Every line below should be repeated exactly.

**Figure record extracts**
--

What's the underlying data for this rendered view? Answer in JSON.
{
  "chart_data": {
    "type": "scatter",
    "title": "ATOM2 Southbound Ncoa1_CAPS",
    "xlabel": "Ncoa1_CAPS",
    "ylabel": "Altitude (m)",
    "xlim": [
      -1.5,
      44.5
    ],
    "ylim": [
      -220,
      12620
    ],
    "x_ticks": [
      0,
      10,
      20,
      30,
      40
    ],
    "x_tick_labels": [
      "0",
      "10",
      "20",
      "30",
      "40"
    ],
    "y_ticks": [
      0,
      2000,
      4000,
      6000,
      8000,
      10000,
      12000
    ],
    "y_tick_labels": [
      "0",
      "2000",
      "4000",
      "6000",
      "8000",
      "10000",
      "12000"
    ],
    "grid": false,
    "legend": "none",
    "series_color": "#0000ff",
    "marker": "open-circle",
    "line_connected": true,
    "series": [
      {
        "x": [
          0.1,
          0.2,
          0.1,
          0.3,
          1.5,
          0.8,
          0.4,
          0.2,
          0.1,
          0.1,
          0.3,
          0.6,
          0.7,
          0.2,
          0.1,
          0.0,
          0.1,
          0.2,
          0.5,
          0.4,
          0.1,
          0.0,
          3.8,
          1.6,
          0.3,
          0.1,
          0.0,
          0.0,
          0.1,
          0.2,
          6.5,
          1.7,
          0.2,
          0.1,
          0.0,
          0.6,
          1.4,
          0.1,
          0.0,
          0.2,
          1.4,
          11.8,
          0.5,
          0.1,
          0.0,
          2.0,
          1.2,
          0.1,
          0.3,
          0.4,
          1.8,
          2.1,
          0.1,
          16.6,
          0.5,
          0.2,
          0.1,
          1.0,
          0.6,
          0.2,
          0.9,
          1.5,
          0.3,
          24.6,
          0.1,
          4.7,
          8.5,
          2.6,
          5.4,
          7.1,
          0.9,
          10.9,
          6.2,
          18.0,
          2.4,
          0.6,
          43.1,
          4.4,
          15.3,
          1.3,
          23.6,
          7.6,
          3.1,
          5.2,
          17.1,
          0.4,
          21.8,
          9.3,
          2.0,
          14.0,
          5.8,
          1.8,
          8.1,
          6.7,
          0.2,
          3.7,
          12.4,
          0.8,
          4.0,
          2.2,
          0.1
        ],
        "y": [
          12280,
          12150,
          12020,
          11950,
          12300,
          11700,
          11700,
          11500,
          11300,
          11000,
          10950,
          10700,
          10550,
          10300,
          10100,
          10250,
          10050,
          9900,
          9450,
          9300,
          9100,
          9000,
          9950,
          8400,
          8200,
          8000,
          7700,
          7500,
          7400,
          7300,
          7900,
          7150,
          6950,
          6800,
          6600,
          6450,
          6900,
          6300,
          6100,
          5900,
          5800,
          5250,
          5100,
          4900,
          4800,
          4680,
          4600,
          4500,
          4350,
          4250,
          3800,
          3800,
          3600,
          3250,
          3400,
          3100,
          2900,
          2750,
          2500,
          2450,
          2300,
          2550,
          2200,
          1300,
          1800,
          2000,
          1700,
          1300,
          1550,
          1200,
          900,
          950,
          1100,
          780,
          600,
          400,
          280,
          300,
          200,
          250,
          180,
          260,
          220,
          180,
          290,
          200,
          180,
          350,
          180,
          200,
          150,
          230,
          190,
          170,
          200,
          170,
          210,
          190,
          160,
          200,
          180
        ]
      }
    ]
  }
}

--

**The solution**
What's the underlying data for this rendered view? Answer in JSON.
{
  "chart_data": {
    "type": "scatter",
    "title": "ATOM2 Southbound Ncoa1_CAPS",
    "xlabel": "Ncoa1_CAPS",
    "ylabel": "Altitude (m)",
    "xlim": [
      -1.5,
      44.5
    ],
    "ylim": [
      -220,
      12620
    ],
    "x_ticks": [
      0,
      10,
      20,
      30,
      40
    ],
    "x_tick_labels": [
      "0",
      "10",
      "20",
      "30",
      "40"
    ],
    "y_ticks": [
      0,
      2000,
      4000,
      6000,
      8000,
      10000,
      12000
    ],
    "y_tick_labels": [
      "0",
      "2000",
      "4000",
      "6000",
      "8000",
      "10000",
      "12000"
    ],
    "grid": false,
    "legend": "none",
    "series_color": "#0000ff",
    "marker": "open-circle",
    "line_connected": true,
    "series": [
      {
        "x": [
          0.1,
          0.2,
          0.1,
          0.3,
          1.5,
          0.8,
          0.4,
          0.2,
          0.1,
          0.1,
          0.3,
          0.6,
          0.7,
          0.2,
          0.1,
          0.0,
          0.1,
          0.2,
          0.5,
          0.4,
          0.1,
          0.0,
          3.8,
          1.6,
          0.3,
          0.1,
          0.0,
          0.0,
          0.1,
          0.2,
          6.5,
          1.7,
          0.2,
          0.1,
          0.0,
          0.6,
          1.4,
          0.1,
          0.0,
          0.2,
          1.4,
          11.8,
          0.5,
          0.1,
          0.0,
          2.0,
          1.2,
          0.1,
          0.3,
          0.4,
          1.8,
          2.1,
          0.1,
          16.6,
          0.5,
          0.2,
          0.1,
          1.0,
          0.6,
          0.2,
          0.9,
          1.5,
          0.3,
          24.6,
          0.1,
          4.7,
          8.5,
          2.6,
          5.4,
          7.1,
          0.9,
          10.9,
          6.2,
          18.0,
          2.4,
          0.6,
          43.1,
          4.4,
          15.3,
          1.3,
          23.6,
          7.6,
          3.1,
          5.2,
          17.1,
          0.4,
          21.8,
          9.3,
          2.0,
          14.0,
          5.8,
          1.8,
          8.1,
          6.7,
          0.2,
          3.7,
          12.4,
          0.8,
          4.0,
          2.2,
          0.1
        ],
        "y": [
          12280,
          12150,
          12020,
          11950,
          12300,
          11700,
          11700,
          11500,
          11300,
          11000,
          10950,
          10700,
          10550,
          10300,
          10100,
          10250,
          10050,
          9900,
          9450,
          9300,
          9100,
          9000,
          9950,
          8400,
          8200,
          8000,
          7700,
          7500,
          7400,
          7300,
          7900,
          7150,
          6950,
          6800,
          6600,
          6450,
          6900,
          6300,
          6100,
          5900,
          5800,
          5250,
          5100,
          4900,
          4800,
          4680,
          4600,
          4500,
          4350,
          4250,
          3800,
          3800,
          3600,
          3250,
          3400,
          3100,
          2900,
          2750,
          2500,
          2450,
          2300,
          2550,
          2200,
          1300,
          1800,
          2000,
          1700,
          1300,
          1550,
          1200,
          900,
          950,
          1100,
          780,
          600,
          400,
          280,
          300,
          200,
          250,
          180,
          260,
          220,
          180,
          290,
          200,
          180,
          350,
          180,
          200,
          150,
          230,
          190,
          170,
          200,
          170,
          210,
          190,
          160,
          200,
          180
        ]
      }
    ]
  }
}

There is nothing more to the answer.